**DATA PROVIDED**

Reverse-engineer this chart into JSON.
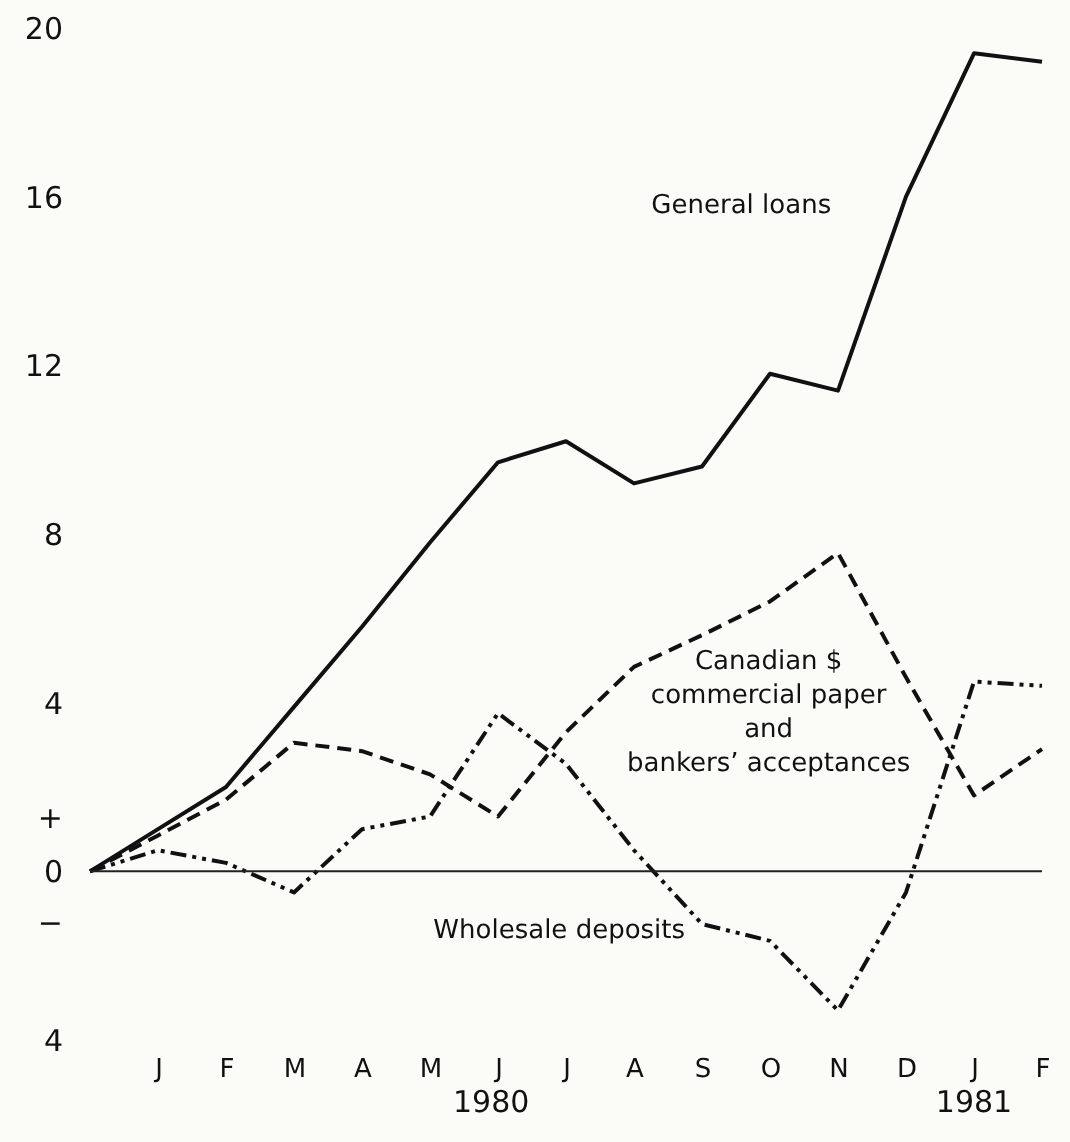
{
  "chart_data": {
    "type": "line",
    "categories": [
      null,
      "J",
      "F",
      "M",
      "A",
      "M",
      "J",
      "J",
      "A",
      "S",
      "O",
      "N",
      "D",
      "J",
      "F"
    ],
    "ylim": [
      -4,
      20
    ],
    "yticks": [
      20,
      16,
      12,
      8,
      4,
      {
        "value": 1.3,
        "label": "+"
      },
      0,
      {
        "value": -1.2,
        "label": "−"
      },
      {
        "value": -4,
        "label": "4"
      }
    ],
    "grid": false,
    "series": [
      {
        "name": "General loans",
        "color": "#111111",
        "line_style": "solid",
        "values": [
          0,
          1.0,
          2.0,
          3.9,
          5.8,
          7.8,
          9.7,
          10.2,
          9.2,
          9.6,
          11.8,
          11.4,
          16.0,
          19.4,
          19.2
        ]
      },
      {
        "name": "Canadian $\ncommercial paper\nand\nbankers’ acceptances",
        "color": "#111111",
        "line_style": "dashed",
        "values": [
          0,
          0.85,
          1.7,
          3.05,
          2.85,
          2.3,
          1.3,
          3.3,
          4.85,
          5.6,
          6.4,
          7.55,
          4.6,
          1.8,
          2.9
        ]
      },
      {
        "name": "Wholesale deposits",
        "color": "#111111",
        "line_style": "dotted",
        "values": [
          0,
          0.5,
          0.2,
          -0.5,
          1.0,
          1.3,
          3.75,
          2.55,
          0.5,
          -1.25,
          -1.65,
          -3.3,
          -0.5,
          4.5,
          4.4
        ]
      }
    ],
    "ref_lines": [
      {
        "axis": "y",
        "value": 0,
        "color": "#222222"
      }
    ],
    "annotations": [
      "1980",
      "1981"
    ]
  }
}
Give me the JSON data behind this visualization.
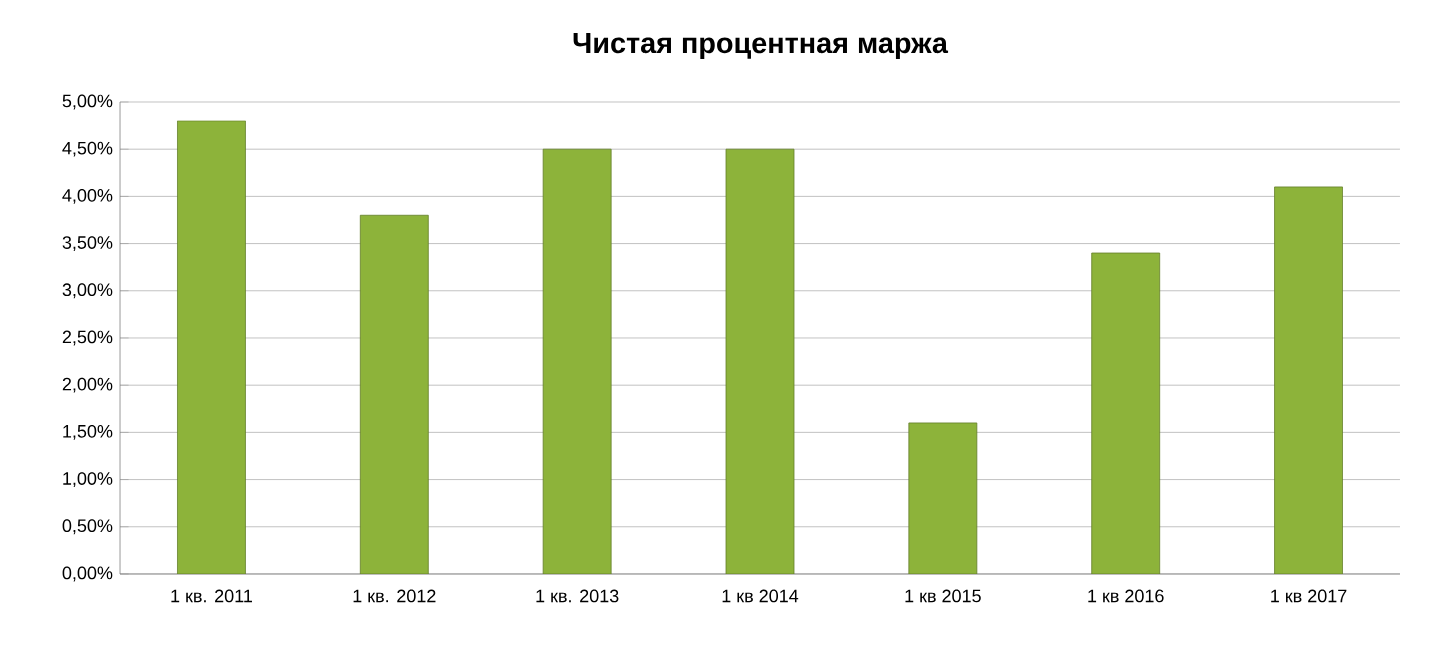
{
  "chart_data": {
    "type": "bar",
    "title": "Чистая процентная маржа",
    "categories": [
      "1 кв. 2011",
      "1 кв. 2012",
      "1 кв. 2013",
      "1 кв 2014",
      "1 кв 2015",
      "1 кв 2016",
      "1 кв 2017"
    ],
    "values": [
      4.8,
      3.8,
      4.5,
      4.5,
      1.6,
      3.4,
      4.1
    ],
    "color": "#8db33a",
    "ylim": [
      0,
      5
    ],
    "yticks": [
      {
        "value": 0,
        "label": "0,00%"
      },
      {
        "value": 0.5,
        "label": "0,50%"
      },
      {
        "value": 1,
        "label": "1,00%"
      },
      {
        "value": 1.5,
        "label": "1,50%"
      },
      {
        "value": 2,
        "label": "2,00%"
      },
      {
        "value": 2.5,
        "label": "2,50%"
      },
      {
        "value": 3,
        "label": "3,00%"
      },
      {
        "value": 3.5,
        "label": "3,50%"
      },
      {
        "value": 4,
        "label": "4,00%"
      },
      {
        "value": 4.5,
        "label": "4,50%"
      },
      {
        "value": 5,
        "label": "5,00%"
      }
    ],
    "grid": "y"
  }
}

**REQUIRED WORK**
Only the number is wanted: how many lines in the data include the string "this"?

**RESPONSE TO THE EXERCISE**
2